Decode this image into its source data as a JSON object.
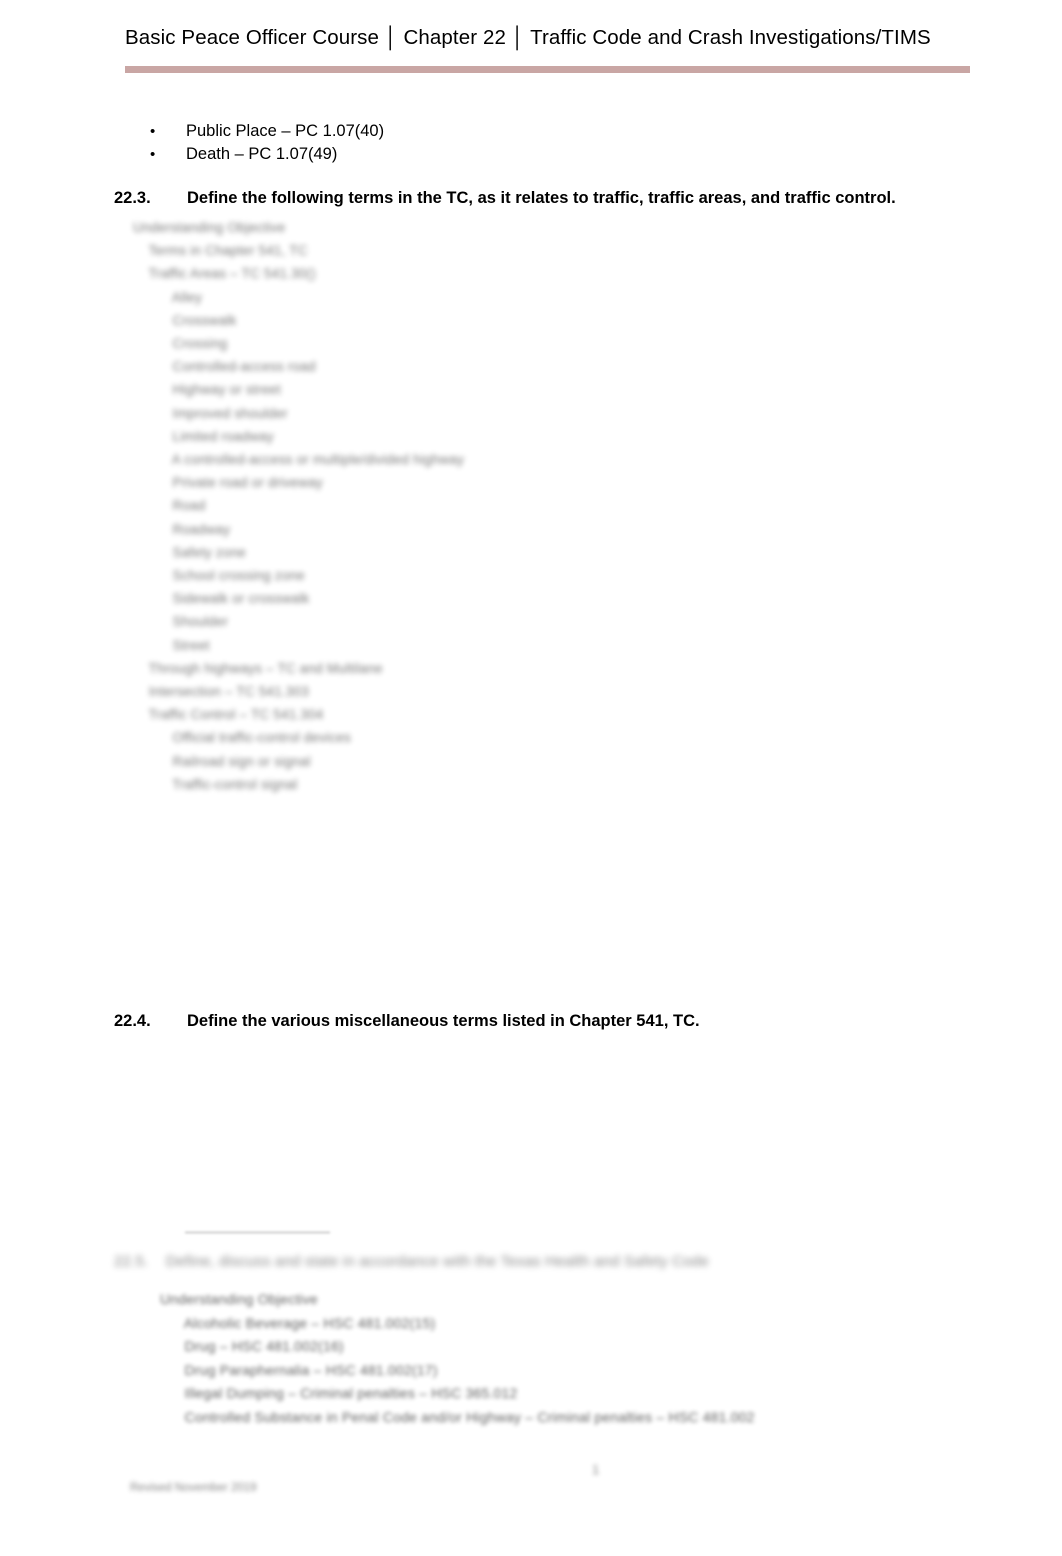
{
  "header": {
    "title": "Basic Peace Officer Course │ Chapter 22 │ Traffic Code and Crash Investigations/TIMS"
  },
  "bullets": [
    {
      "marker": "•",
      "text": "Public Place – PC 1.07(40)"
    },
    {
      "marker": "•",
      "text": "Death – PC 1.07(49)"
    }
  ],
  "objectives": [
    {
      "number": "22.3.",
      "text": "Define the following terms in the TC, as it relates to traffic, traffic areas, and traffic control."
    },
    {
      "number": "22.4.",
      "text": "Define the various miscellaneous terms listed in Chapter 541, TC."
    }
  ],
  "redacted": {
    "section_223": "Understanding Objective\n    Terms in Chapter 541, TC\n    Traffic Areas – TC 541.30()\n          Alley\n          Crosswalk\n          Crossing\n          Controlled-access road\n          Highway or street\n          Improved shoulder\n          Limited roadway\n          A controlled-access or multiple/divided highway\n          Private road or driveway\n          Road\n          Roadway\n          Safety zone\n          School crossing zone\n          Sidewalk or crosswalk\n          Shoulder\n          Street\n    Through highways – TC and Multilane\n    Intersection – TC 541.303\n    Traffic Control – TC 541.304\n          Official traffic-control devices\n          Railroad sign or signal\n          Traffic-control signal",
    "section_225_heading": "22.5.    Define, discuss and state in accordance with the Texas Health and Safety Code",
    "section_225_body": "Understanding Objective\n      Alcoholic Beverage – HSC 481.002(15)\n      Drug – HSC 481.002(16)\n      Drug Paraphernalia – HSC 481.002(17)\n      Illegal Dumping – Criminal penalties – HSC 365.012\n      Controlled Substance in Penal Code and/or Highway – Criminal penalties – HSC 481.002"
  },
  "footer": {
    "page_number": "1",
    "note": "Revised November 2019"
  }
}
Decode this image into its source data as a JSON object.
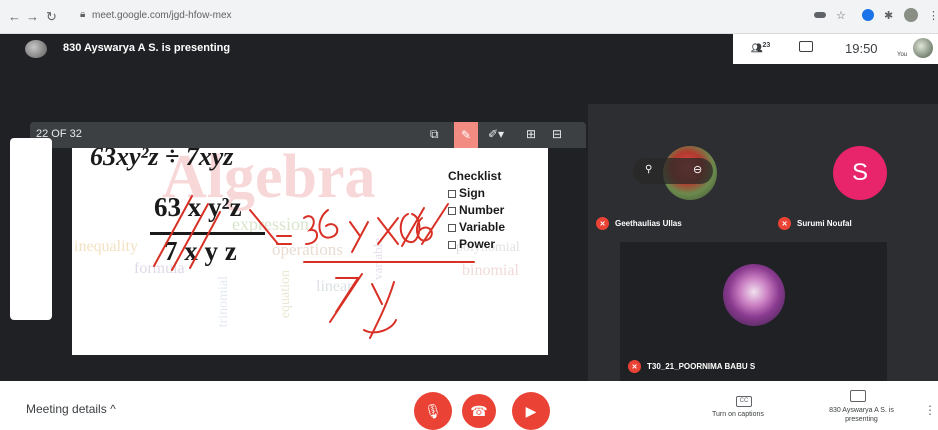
{
  "browser": {
    "url": "meet.google.com/jgd-hfow-mex",
    "back_icon": "arrow-left-icon",
    "forward_icon": "arrow-right-icon",
    "reload_icon": "reload-icon"
  },
  "presenter": {
    "label": "830 Ayswarya A S. is presenting"
  },
  "top_controls": {
    "people_count": "23",
    "time": "19:50",
    "you_label": "You"
  },
  "slide_toolbar": {
    "counter": "22 OF 32"
  },
  "slide": {
    "expression": "63xy²z ÷ 7xyz",
    "numerator": "63 x y²z",
    "denominator": "7 x y z",
    "watermark_title": "Algebra",
    "wordcloud": [
      "expression",
      "inequality",
      "operations",
      "formula",
      "linear",
      "polynomial",
      "binomial",
      "trinomial",
      "equation",
      "variable"
    ],
    "checklist_title": "Checklist",
    "checklist": [
      "Sign",
      "Number",
      "Variable",
      "Power"
    ]
  },
  "participants": [
    {
      "name": "Geethaulias Ullas"
    },
    {
      "name": "Surumi Noufal",
      "initial": "S"
    },
    {
      "name": "T30_21_POORNIMA BABU S"
    }
  ],
  "bottom": {
    "meeting_details": "Meeting details",
    "captions_icon_text": "CC",
    "captions_label": "Turn on captions",
    "present_label": "830 Ayswarya A S. is presenting"
  },
  "colors": {
    "danger": "#ea4335",
    "avatar_s": "#e8246a",
    "ink": "#d93025"
  }
}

========================================================================

Repeat the material above verbatim, with no pictures in the output.

Decode this image into its source data as a JSON object.
{
  "header": {
    "title": "Basic Peace Officer Course │ Chapter 22 │ Traffic Code and Crash Investigations/TIMS"
  },
  "bullets": [
    {
      "marker": "•",
      "text": "Public Place – PC 1.07(40)"
    },
    {
      "marker": "•",
      "text": "Death – PC 1.07(49)"
    }
  ],
  "objectives": [
    {
      "number": "22.3.",
      "text": "Define the following terms in the TC, as it relates to traffic, traffic areas, and traffic control."
    },
    {
      "number": "22.4.",
      "text": "Define the various miscellaneous terms listed in Chapter 541, TC."
    }
  ],
  "redacted": {
    "section_223": "Understanding Objective\n    Terms in Chapter 541, TC\n    Traffic Areas – TC 541.30()\n          Alley\n          Crosswalk\n          Crossing\n          Controlled-access road\n          Highway or street\n          Improved shoulder\n          Limited roadway\n          A controlled-access or multiple/divided highway\n          Private road or driveway\n          Road\n          Roadway\n          Safety zone\n          School crossing zone\n          Sidewalk or crosswalk\n          Shoulder\n          Street\n    Through highways – TC and Multilane\n    Intersection – TC 541.303\n    Traffic Control – TC 541.304\n          Official traffic-control devices\n          Railroad sign or signal\n          Traffic-control signal",
    "section_225_heading": "22.5.    Define, discuss and state in accordance with the Texas Health and Safety Code",
    "section_225_body": "Understanding Objective\n      Alcoholic Beverage – HSC 481.002(15)\n      Drug – HSC 481.002(16)\n      Drug Paraphernalia – HSC 481.002(17)\n      Illegal Dumping – Criminal penalties – HSC 365.012\n      Controlled Substance in Penal Code and/or Highway – Criminal penalties – HSC 481.002"
  },
  "footer": {
    "page_number": "1",
    "note": "Revised November 2019"
  }
}
Decode this image into its source data as a JSON object.
{
  "browser": {
    "url": "meet.google.com/jgd-hfow-mex",
    "back_icon": "arrow-left-icon",
    "forward_icon": "arrow-right-icon",
    "reload_icon": "reload-icon"
  },
  "presenter": {
    "label": "830 Ayswarya A S. is presenting"
  },
  "top_controls": {
    "people_count": "23",
    "time": "19:50",
    "you_label": "You"
  },
  "slide_toolbar": {
    "counter": "22 OF 32"
  },
  "slide": {
    "expression": "63xy²z ÷ 7xyz",
    "numerator": "63 x y²z",
    "denominator": "7 x y z",
    "watermark_title": "Algebra",
    "wordcloud": [
      "expression",
      "inequality",
      "operations",
      "formula",
      "linear",
      "polynomial",
      "binomial",
      "trinomial",
      "equation",
      "variable"
    ],
    "checklist_title": "Checklist",
    "checklist": [
      "Sign",
      "Number",
      "Variable",
      "Power"
    ]
  },
  "participants": [
    {
      "name": "Geethaulias Ullas"
    },
    {
      "name": "Surumi Noufal",
      "initial": "S"
    },
    {
      "name": "T30_21_POORNIMA BABU S"
    }
  ],
  "bottom": {
    "meeting_details": "Meeting details",
    "captions_icon_text": "CC",
    "captions_label": "Turn on captions",
    "present_label": "830 Ayswarya A S. is presenting"
  },
  "colors": {
    "danger": "#ea4335",
    "avatar_s": "#e8246a",
    "ink": "#d93025"
  }
}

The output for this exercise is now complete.